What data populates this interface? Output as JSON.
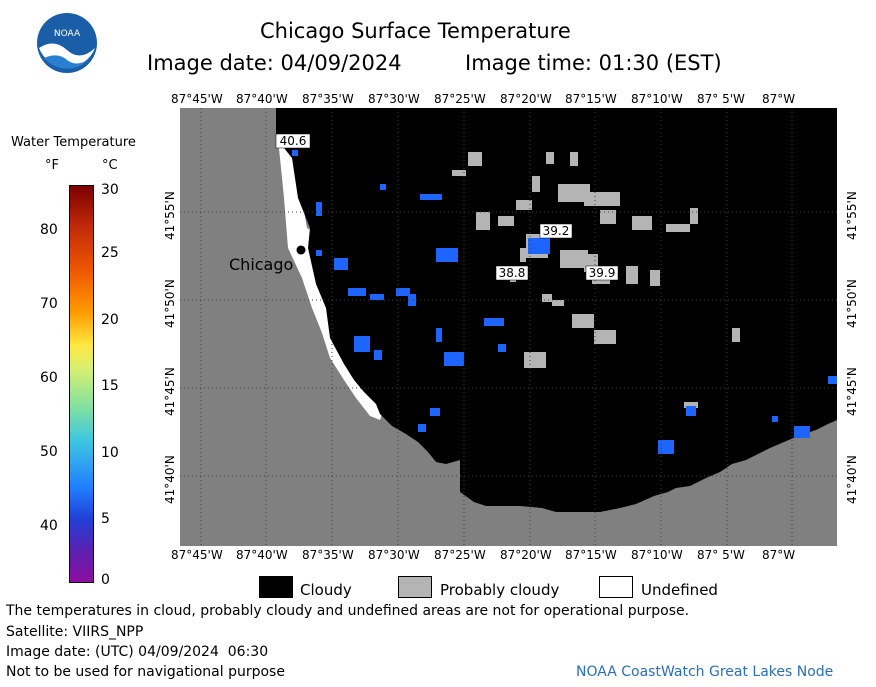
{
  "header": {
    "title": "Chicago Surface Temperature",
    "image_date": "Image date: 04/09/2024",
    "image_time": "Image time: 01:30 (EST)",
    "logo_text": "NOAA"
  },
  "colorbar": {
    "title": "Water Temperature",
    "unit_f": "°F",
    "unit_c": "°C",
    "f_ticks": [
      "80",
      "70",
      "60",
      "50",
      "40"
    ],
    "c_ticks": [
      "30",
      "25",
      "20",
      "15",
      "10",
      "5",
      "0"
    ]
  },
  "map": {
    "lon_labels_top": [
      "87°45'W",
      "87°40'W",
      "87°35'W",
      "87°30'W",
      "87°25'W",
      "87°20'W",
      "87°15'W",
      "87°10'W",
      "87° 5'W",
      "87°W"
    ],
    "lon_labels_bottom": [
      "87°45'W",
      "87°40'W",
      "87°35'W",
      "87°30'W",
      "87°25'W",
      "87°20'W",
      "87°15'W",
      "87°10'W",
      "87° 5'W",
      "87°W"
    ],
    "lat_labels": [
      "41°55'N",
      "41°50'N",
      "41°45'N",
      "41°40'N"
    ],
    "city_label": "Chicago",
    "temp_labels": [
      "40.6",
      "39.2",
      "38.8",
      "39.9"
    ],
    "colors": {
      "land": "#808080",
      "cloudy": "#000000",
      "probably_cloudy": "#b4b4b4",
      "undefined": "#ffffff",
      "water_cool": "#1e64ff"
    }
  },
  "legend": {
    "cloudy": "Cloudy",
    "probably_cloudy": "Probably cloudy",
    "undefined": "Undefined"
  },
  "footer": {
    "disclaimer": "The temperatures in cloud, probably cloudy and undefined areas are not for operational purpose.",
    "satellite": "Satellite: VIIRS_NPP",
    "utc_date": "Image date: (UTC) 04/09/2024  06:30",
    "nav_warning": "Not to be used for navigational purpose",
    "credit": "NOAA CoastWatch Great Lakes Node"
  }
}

⁂

REQUEST:
Take the records above and transcribe them exactly, dropping every picture.

EXERCISE RESPONSE:
What data populates this interface? Output as JSON.
{
  "header": {
    "title": "Chicago Surface Temperature",
    "image_date": "Image date: 04/09/2024",
    "image_time": "Image time: 01:30 (EST)",
    "logo_text": "NOAA"
  },
  "colorbar": {
    "title": "Water Temperature",
    "unit_f": "°F",
    "unit_c": "°C",
    "f_ticks": [
      "80",
      "70",
      "60",
      "50",
      "40"
    ],
    "c_ticks": [
      "30",
      "25",
      "20",
      "15",
      "10",
      "5",
      "0"
    ]
  },
  "map": {
    "lon_labels_top": [
      "87°45'W",
      "87°40'W",
      "87°35'W",
      "87°30'W",
      "87°25'W",
      "87°20'W",
      "87°15'W",
      "87°10'W",
      "87° 5'W",
      "87°W"
    ],
    "lon_labels_bottom": [
      "87°45'W",
      "87°40'W",
      "87°35'W",
      "87°30'W",
      "87°25'W",
      "87°20'W",
      "87°15'W",
      "87°10'W",
      "87° 5'W",
      "87°W"
    ],
    "lat_labels": [
      "41°55'N",
      "41°50'N",
      "41°45'N",
      "41°40'N"
    ],
    "city_label": "Chicago",
    "temp_labels": [
      "40.6",
      "39.2",
      "38.8",
      "39.9"
    ],
    "colors": {
      "land": "#808080",
      "cloudy": "#000000",
      "probably_cloudy": "#b4b4b4",
      "undefined": "#ffffff",
      "water_cool": "#1e64ff"
    }
  },
  "legend": {
    "cloudy": "Cloudy",
    "probably_cloudy": "Probably cloudy",
    "undefined": "Undefined"
  },
  "footer": {
    "disclaimer": "The temperatures in cloud, probably cloudy and undefined areas are not for operational purpose.",
    "satellite": "Satellite: VIIRS_NPP",
    "utc_date": "Image date: (UTC) 04/09/2024  06:30",
    "nav_warning": "Not to be used for navigational purpose",
    "credit": "NOAA CoastWatch Great Lakes Node"
  }
}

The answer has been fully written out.